[Figure collection entries]

◇ ◇ ◇ ◇

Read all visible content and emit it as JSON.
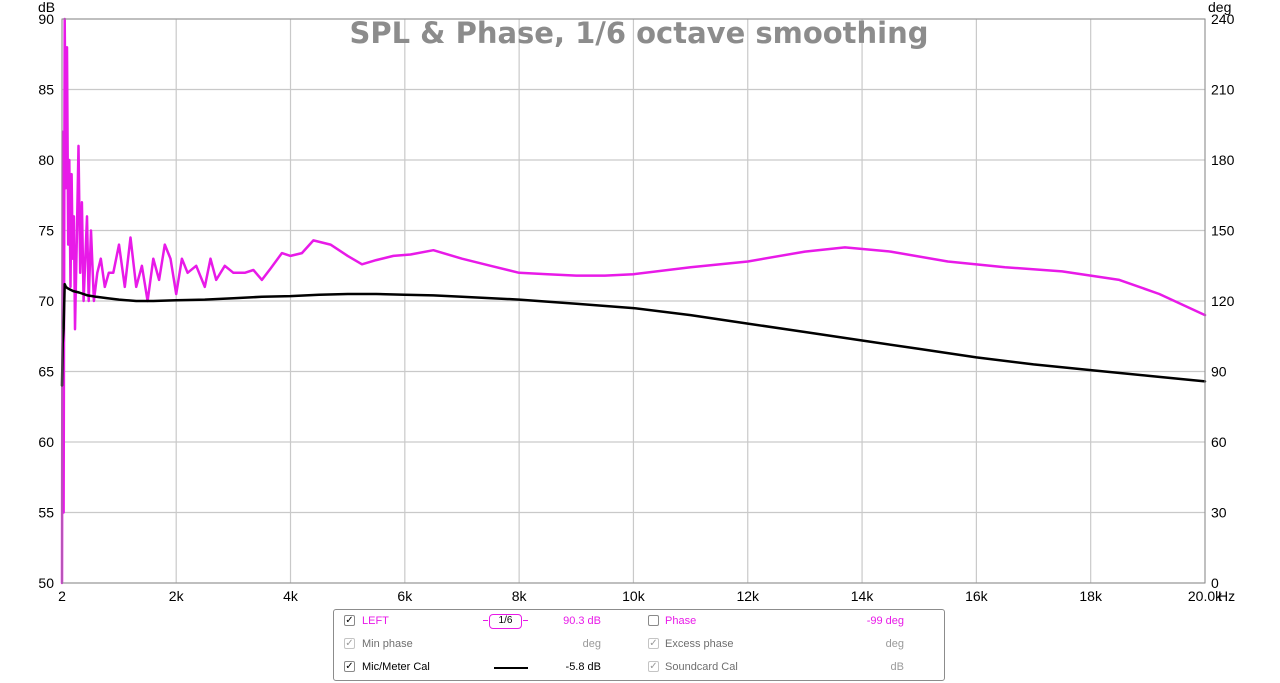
{
  "chart_data": {
    "type": "line",
    "title": "SPL & Phase, 1/6 octave smoothing",
    "x_unit": "Hz",
    "xlim": [
      2,
      20000
    ],
    "x_ticks": [
      {
        "v": 2,
        "label": "2"
      },
      {
        "v": 2000,
        "label": "2k"
      },
      {
        "v": 4000,
        "label": "4k"
      },
      {
        "v": 6000,
        "label": "6k"
      },
      {
        "v": 8000,
        "label": "8k"
      },
      {
        "v": 10000,
        "label": "10k"
      },
      {
        "v": 12000,
        "label": "12k"
      },
      {
        "v": 14000,
        "label": "14k"
      },
      {
        "v": 16000,
        "label": "16k"
      },
      {
        "v": 18000,
        "label": "18k"
      },
      {
        "v": 20000,
        "label": "20.0k"
      }
    ],
    "y_left": {
      "unit": "dB",
      "lim": [
        50,
        90
      ],
      "ticks": [
        50,
        55,
        60,
        65,
        70,
        75,
        80,
        85,
        90
      ]
    },
    "y_right": {
      "unit": "deg",
      "lim": [
        0,
        240
      ],
      "ticks": [
        0,
        30,
        60,
        90,
        120,
        150,
        180,
        210,
        240
      ]
    },
    "grid": true,
    "series": [
      {
        "name": "LEFT",
        "color": "#e81ae8",
        "points": [
          [
            2,
            50
          ],
          [
            15,
            82
          ],
          [
            30,
            55
          ],
          [
            50,
            90
          ],
          [
            70,
            78
          ],
          [
            90,
            88
          ],
          [
            110,
            74
          ],
          [
            130,
            80
          ],
          [
            150,
            71
          ],
          [
            170,
            79
          ],
          [
            190,
            73
          ],
          [
            210,
            76
          ],
          [
            230,
            68
          ],
          [
            260,
            74
          ],
          [
            290,
            81
          ],
          [
            320,
            72
          ],
          [
            350,
            77
          ],
          [
            380,
            70
          ],
          [
            410,
            73
          ],
          [
            440,
            76
          ],
          [
            470,
            70
          ],
          [
            510,
            75
          ],
          [
            560,
            70
          ],
          [
            620,
            72
          ],
          [
            680,
            73
          ],
          [
            750,
            71
          ],
          [
            820,
            72
          ],
          [
            900,
            72
          ],
          [
            1000,
            74
          ],
          [
            1100,
            71
          ],
          [
            1200,
            74.5
          ],
          [
            1300,
            71
          ],
          [
            1400,
            72.5
          ],
          [
            1500,
            70
          ],
          [
            1600,
            73
          ],
          [
            1700,
            71.5
          ],
          [
            1800,
            74
          ],
          [
            1900,
            73
          ],
          [
            2000,
            70.5
          ],
          [
            2100,
            73
          ],
          [
            2200,
            72
          ],
          [
            2350,
            72.5
          ],
          [
            2500,
            71
          ],
          [
            2600,
            73
          ],
          [
            2700,
            71.5
          ],
          [
            2850,
            72.5
          ],
          [
            3000,
            72
          ],
          [
            3200,
            72
          ],
          [
            3350,
            72.2
          ],
          [
            3500,
            71.5
          ],
          [
            3650,
            72.3
          ],
          [
            3850,
            73.4
          ],
          [
            4000,
            73.2
          ],
          [
            4200,
            73.4
          ],
          [
            4400,
            74.3
          ],
          [
            4700,
            74
          ],
          [
            5000,
            73.2
          ],
          [
            5250,
            72.6
          ],
          [
            5500,
            72.9
          ],
          [
            5800,
            73.2
          ],
          [
            6100,
            73.3
          ],
          [
            6500,
            73.6
          ],
          [
            7000,
            73
          ],
          [
            7500,
            72.5
          ],
          [
            8000,
            72
          ],
          [
            8500,
            71.9
          ],
          [
            9000,
            71.8
          ],
          [
            9500,
            71.8
          ],
          [
            10000,
            71.9
          ],
          [
            11000,
            72.4
          ],
          [
            12000,
            72.8
          ],
          [
            13000,
            73.5
          ],
          [
            13700,
            73.8
          ],
          [
            14500,
            73.5
          ],
          [
            15500,
            72.8
          ],
          [
            16500,
            72.4
          ],
          [
            17500,
            72.1
          ],
          [
            18500,
            71.5
          ],
          [
            19200,
            70.5
          ],
          [
            20000,
            69
          ]
        ]
      },
      {
        "name": "Mic/Meter Cal",
        "color": "#000000",
        "points": [
          [
            2,
            64
          ],
          [
            15,
            67
          ],
          [
            30,
            68
          ],
          [
            50,
            71.2
          ],
          [
            70,
            71
          ],
          [
            100,
            70.9
          ],
          [
            150,
            70.8
          ],
          [
            200,
            70.7
          ],
          [
            300,
            70.6
          ],
          [
            450,
            70.4
          ],
          [
            600,
            70.3
          ],
          [
            800,
            70.2
          ],
          [
            1000,
            70.1
          ],
          [
            1300,
            70
          ],
          [
            1600,
            70
          ],
          [
            2000,
            70.05
          ],
          [
            2500,
            70.1
          ],
          [
            3000,
            70.2
          ],
          [
            3500,
            70.3
          ],
          [
            4000,
            70.35
          ],
          [
            4500,
            70.45
          ],
          [
            5000,
            70.5
          ],
          [
            5500,
            70.5
          ],
          [
            6000,
            70.45
          ],
          [
            6500,
            70.4
          ],
          [
            7000,
            70.3
          ],
          [
            8000,
            70.1
          ],
          [
            9000,
            69.8
          ],
          [
            10000,
            69.5
          ],
          [
            11000,
            69
          ],
          [
            12000,
            68.4
          ],
          [
            13000,
            67.8
          ],
          [
            14000,
            67.2
          ],
          [
            15000,
            66.6
          ],
          [
            16000,
            66
          ],
          [
            17000,
            65.5
          ],
          [
            18000,
            65.1
          ],
          [
            19000,
            64.7
          ],
          [
            20000,
            64.3
          ]
        ]
      }
    ]
  },
  "legend": {
    "rows": [
      {
        "check": "✓",
        "label": "LEFT",
        "smoothing": "1/6",
        "value": "90.3 dB",
        "check2": "",
        "label2": "Phase",
        "value2": "-99 deg"
      },
      {
        "check": "✓",
        "label": "Min phase",
        "value": "deg",
        "check2": "✓",
        "label2": "Excess phase",
        "value2": "deg"
      },
      {
        "check": "✓",
        "label": "Mic/Meter Cal",
        "value": "-5.8 dB",
        "check2": "✓",
        "label2": "Soundcard Cal",
        "value2": "dB"
      }
    ]
  }
}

◇ ◇ ◇ ◇

Search the records above for "Meter". Copy each line where it is found.

        "name": "Mic/Meter Cal",
        "label": "Mic/Meter Cal",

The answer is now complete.